= What to produce =
Each line that holds the word "horizontal" is to be identified and copied.

Structured figure records
□ □ □ □
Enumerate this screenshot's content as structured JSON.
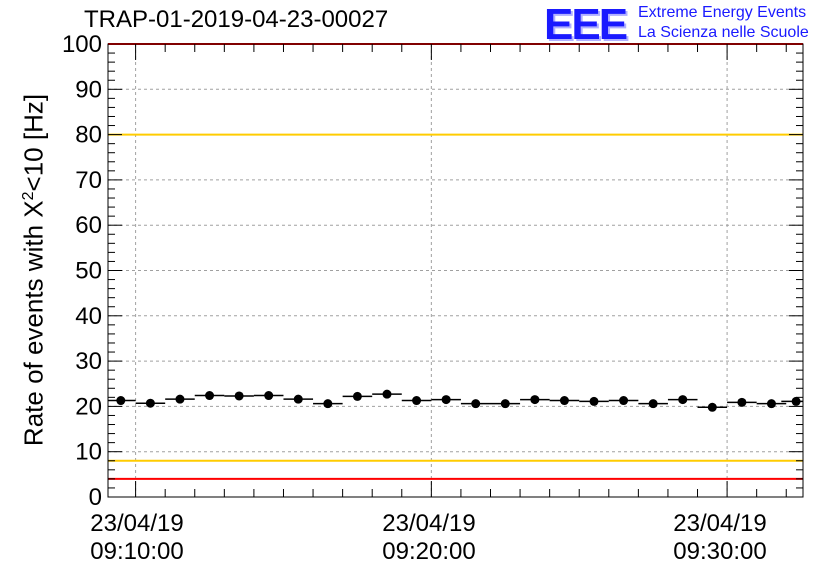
{
  "header": {
    "run_title": "TRAP-01-2019-04-23-00027"
  },
  "logo": {
    "mark": "EEE",
    "line1": "Extreme Energy Events",
    "line2": "La Scienza nelle Scuole",
    "color": "#1a1aff"
  },
  "chart_data": {
    "type": "scatter",
    "title": "TRAP-01-2019-04-23-00027",
    "ylabel_prefix": "Rate of events with ",
    "ylabel_symbol": "X",
    "ylabel_sup": "2",
    "ylabel_suffix": "<10 [Hz]",
    "xlabel": "",
    "ylim": [
      0,
      100
    ],
    "yticks": [
      0,
      10,
      20,
      30,
      40,
      50,
      60,
      70,
      80,
      90,
      100
    ],
    "xticks": [
      {
        "t": "09:10:00",
        "date": "23/04/19",
        "time": "09:10:00"
      },
      {
        "t": "09:20:00",
        "date": "23/04/19",
        "time": "09:20:00"
      },
      {
        "t": "09:30:00",
        "date": "23/04/19",
        "time": "09:30:00"
      }
    ],
    "xlim": [
      "09:09:04",
      "09:32:34"
    ],
    "grid": true,
    "reference_lines": [
      {
        "y": 100,
        "color": "#ff0000"
      },
      {
        "y": 80,
        "color": "#ffcc00"
      },
      {
        "y": 8,
        "color": "#ffcc00"
      },
      {
        "y": 4,
        "color": "#ff0000"
      }
    ],
    "series": [
      {
        "marker_color": "#000000",
        "bin_width_seconds": 60,
        "points": [
          {
            "x": "09:09:30",
            "y": 21.3
          },
          {
            "x": "09:10:30",
            "y": 20.7
          },
          {
            "x": "09:11:30",
            "y": 21.6
          },
          {
            "x": "09:12:30",
            "y": 22.4
          },
          {
            "x": "09:13:30",
            "y": 22.3
          },
          {
            "x": "09:14:30",
            "y": 22.4
          },
          {
            "x": "09:15:30",
            "y": 21.6
          },
          {
            "x": "09:16:30",
            "y": 20.6
          },
          {
            "x": "09:17:30",
            "y": 22.2
          },
          {
            "x": "09:18:30",
            "y": 22.7
          },
          {
            "x": "09:19:30",
            "y": 21.3
          },
          {
            "x": "09:20:30",
            "y": 21.5
          },
          {
            "x": "09:21:30",
            "y": 20.6
          },
          {
            "x": "09:22:30",
            "y": 20.6
          },
          {
            "x": "09:23:30",
            "y": 21.5
          },
          {
            "x": "09:24:30",
            "y": 21.3
          },
          {
            "x": "09:25:30",
            "y": 21.1
          },
          {
            "x": "09:26:30",
            "y": 21.3
          },
          {
            "x": "09:27:30",
            "y": 20.6
          },
          {
            "x": "09:28:30",
            "y": 21.5
          },
          {
            "x": "09:29:30",
            "y": 19.8
          },
          {
            "x": "09:30:30",
            "y": 20.9
          },
          {
            "x": "09:31:30",
            "y": 20.6
          },
          {
            "x": "09:32:20",
            "y": 21.1
          }
        ]
      }
    ]
  }
}
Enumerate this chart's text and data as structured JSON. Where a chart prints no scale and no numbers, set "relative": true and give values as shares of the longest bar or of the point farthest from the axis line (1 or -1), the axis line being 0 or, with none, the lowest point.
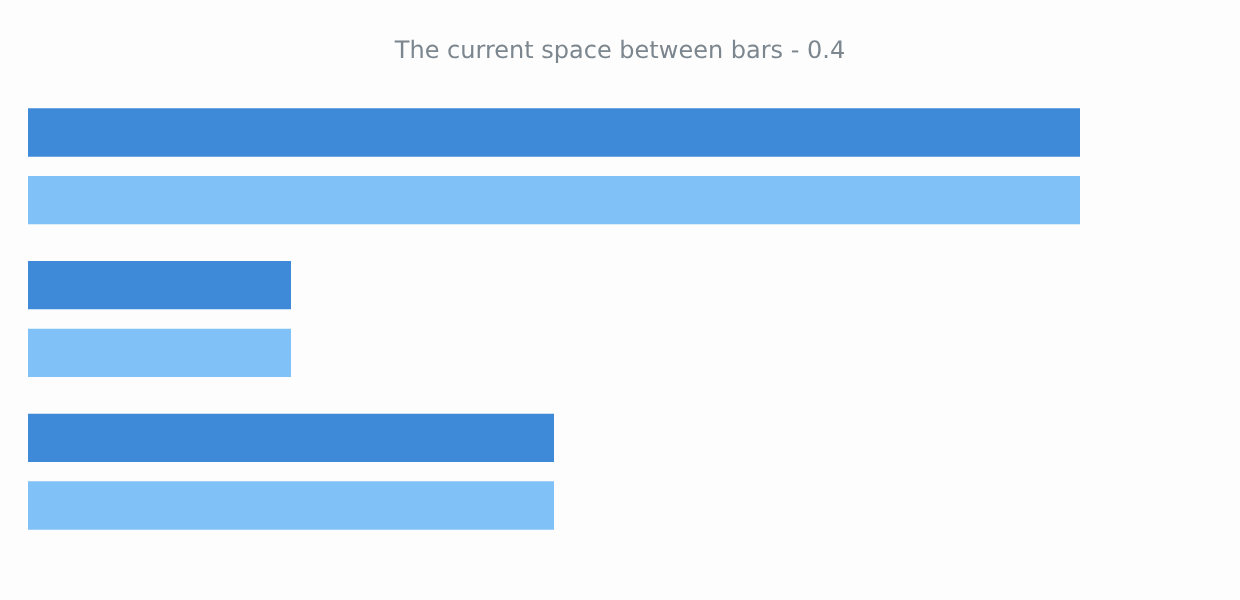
{
  "chart_data": {
    "type": "bar",
    "title": "The current space between bars - 0.4",
    "orientation": "horizontal",
    "relative": true,
    "categories": [
      null,
      null,
      null
    ],
    "series": [
      {
        "color": "#3e8ad8",
        "values": [
          1,
          0.25,
          0.5
        ]
      },
      {
        "color": "#80c1f8",
        "values": [
          1,
          0.25,
          0.5
        ]
      }
    ]
  }
}
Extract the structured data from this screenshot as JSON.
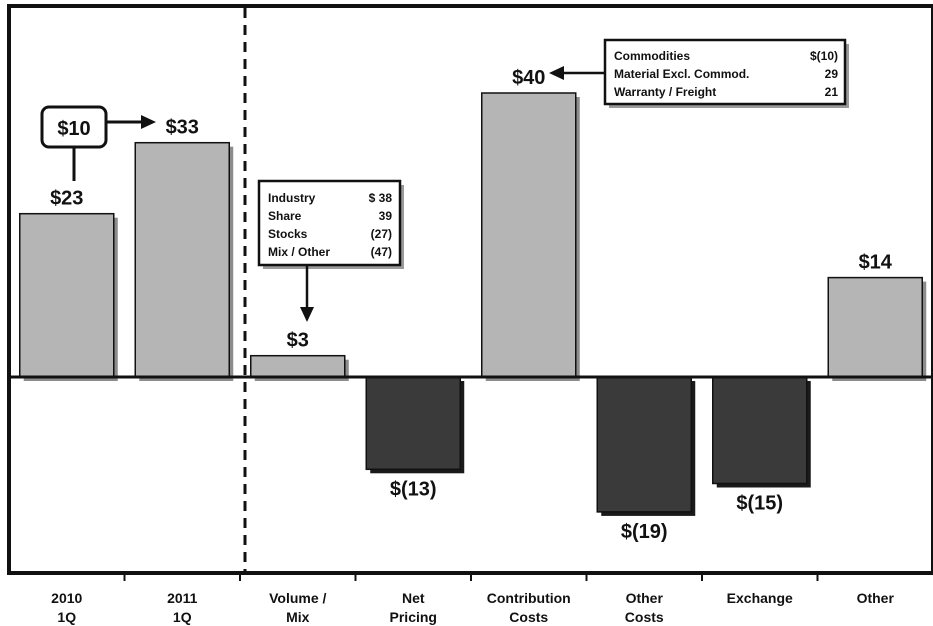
{
  "chart_data": {
    "type": "bar",
    "categories": [
      [
        "2010",
        "1Q"
      ],
      [
        "2011",
        "1Q"
      ],
      [
        "Volume /",
        "Mix"
      ],
      [
        "Net",
        "Pricing"
      ],
      [
        "Contribution",
        "Costs"
      ],
      [
        "Other",
        "Costs"
      ],
      [
        "Exchange"
      ],
      [
        "Other"
      ]
    ],
    "values": [
      23,
      33,
      3,
      -13,
      40,
      -19,
      -15,
      14
    ],
    "value_labels": [
      "$23",
      "$33",
      "$3",
      "$(13)",
      "$40",
      "$(19)",
      "$(15)",
      "$14"
    ],
    "colors": {
      "positive": "#b5b5b5",
      "negative": "#3a3a3a"
    },
    "grid": false,
    "legend": "none",
    "annotations": {
      "change": {
        "label": "$10"
      },
      "volume_mix_box": {
        "rows": [
          {
            "name": "Industry",
            "value": "$ 38"
          },
          {
            "name": "Share",
            "value": "39"
          },
          {
            "name": "Stocks",
            "value": "(27)"
          },
          {
            "name": "Mix / Other",
            "value": "(47)"
          }
        ]
      },
      "contribution_box": {
        "rows": [
          {
            "name": "Commodities",
            "value": "$(10)"
          },
          {
            "name": "Material Excl. Commod.",
            "value": "29"
          },
          {
            "name": "Warranty / Freight",
            "value": "21"
          }
        ]
      }
    }
  }
}
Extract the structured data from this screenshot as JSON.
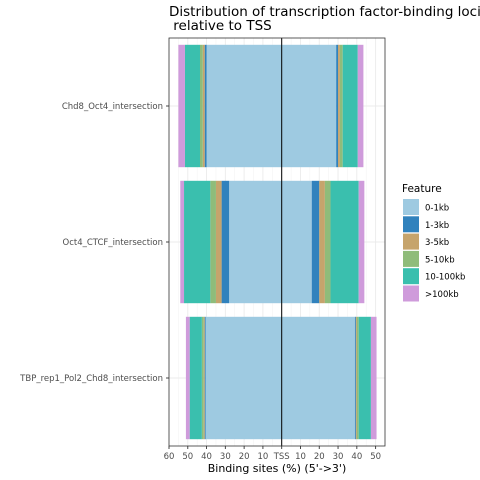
{
  "chart_data": {
    "type": "bar",
    "orientation": "horizontal-diverging",
    "title_line1": "Distribution of transcription factor-binding loci",
    "title_line2": " relative to TSS",
    "xlabel": "Binding sites (%) (5'->3')",
    "ylabel": "",
    "xlim": [
      -60,
      55
    ],
    "x_tick_values": [
      -60,
      -50,
      -40,
      -30,
      -20,
      -10,
      0,
      10,
      20,
      30,
      40,
      50
    ],
    "x_tick_labels": [
      "60",
      "50",
      "40",
      "30",
      "20",
      "10",
      "TSS",
      "10",
      "20",
      "30",
      "40",
      "50"
    ],
    "categories": [
      "Chd8_Oct4_intersection",
      "Oct4_CTCF_intersection",
      "TBP_rep1_Pol2_Chd8_intersection"
    ],
    "legend_title": "Feature",
    "legend_position": "right",
    "grid": true,
    "series": [
      {
        "name": "0-1kb",
        "color": "#9ECAE1",
        "upstream": [
          40.0,
          28.0,
          40.5
        ],
        "downstream": [
          29.0,
          16.0,
          39.0
        ]
      },
      {
        "name": "1-3kb",
        "color": "#3182BD",
        "upstream": [
          1.0,
          4.0,
          0.5
        ],
        "downstream": [
          1.0,
          4.0,
          0.5
        ]
      },
      {
        "name": "3-5kb",
        "color": "#C6A46C",
        "upstream": [
          1.0,
          3.0,
          0.5
        ],
        "downstream": [
          1.0,
          3.0,
          0.5
        ]
      },
      {
        "name": "5-10kb",
        "color": "#8FBC7A",
        "upstream": [
          1.5,
          3.0,
          1.0
        ],
        "downstream": [
          1.5,
          3.0,
          1.0
        ]
      },
      {
        "name": "10-100kb",
        "color": "#3ABFAE",
        "upstream": [
          8.0,
          14.0,
          6.5
        ],
        "downstream": [
          8.0,
          15.0,
          6.5
        ]
      },
      {
        "name": ">100kb",
        "color": "#CF9BDB",
        "upstream": [
          3.5,
          2.0,
          2.0
        ],
        "downstream": [
          3.0,
          3.0,
          3.0
        ]
      }
    ]
  }
}
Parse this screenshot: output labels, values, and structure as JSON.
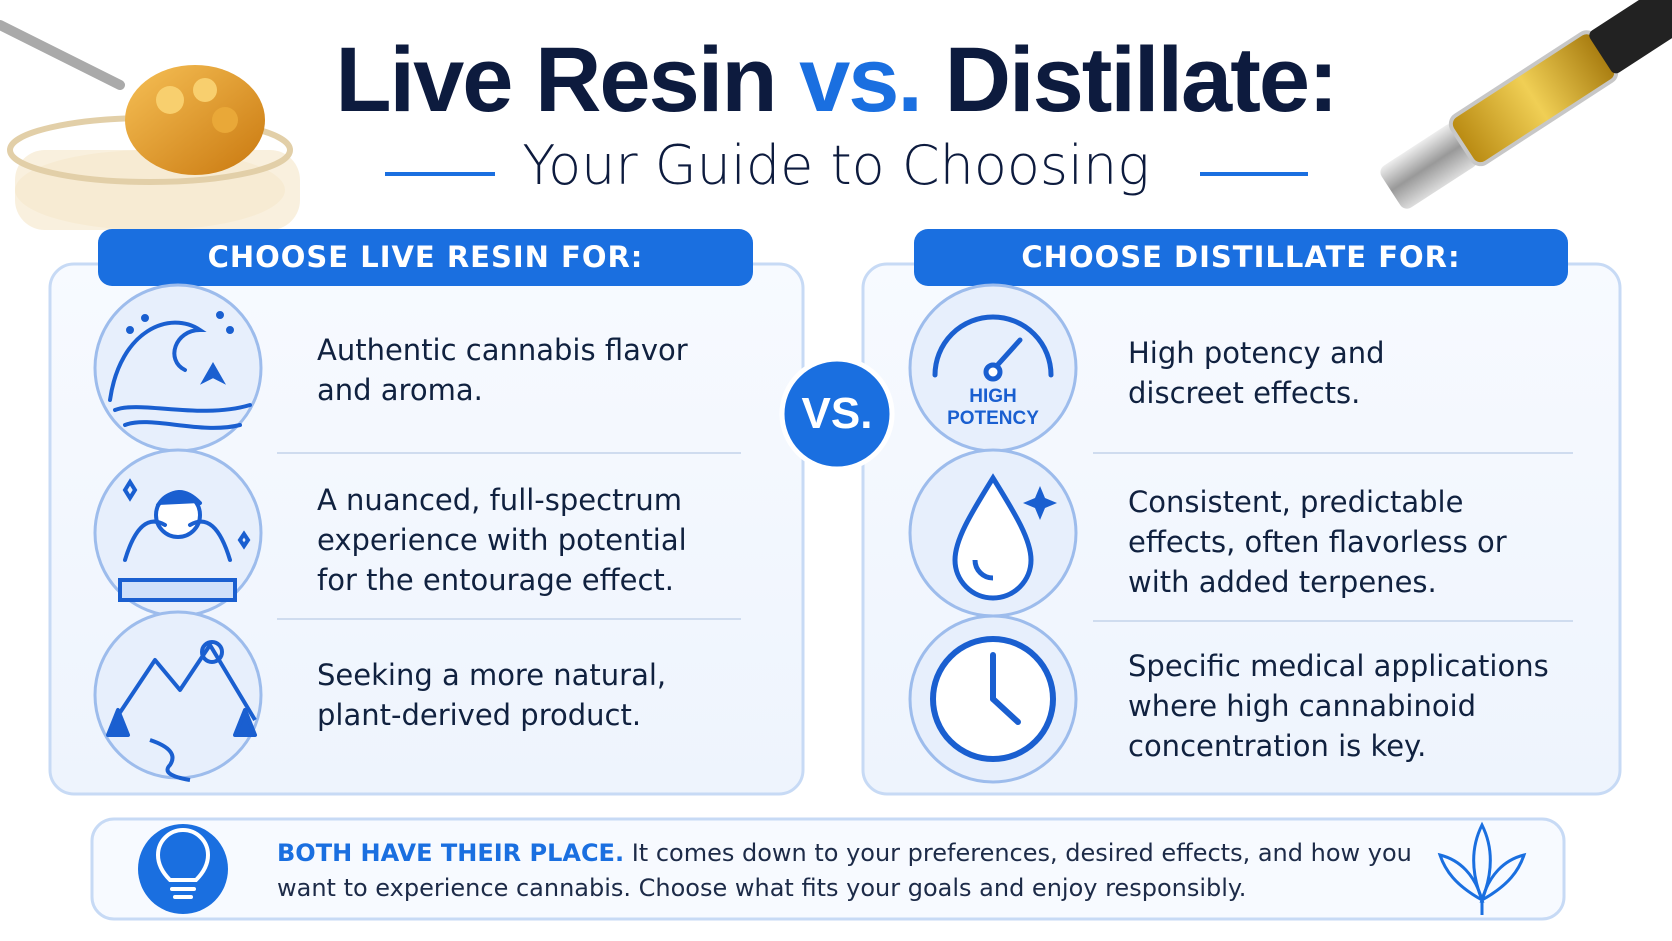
□ □ □ □
= Answer to this problem =
    "orientation": "horizontal",
    "orientation": "horizontal-diverging",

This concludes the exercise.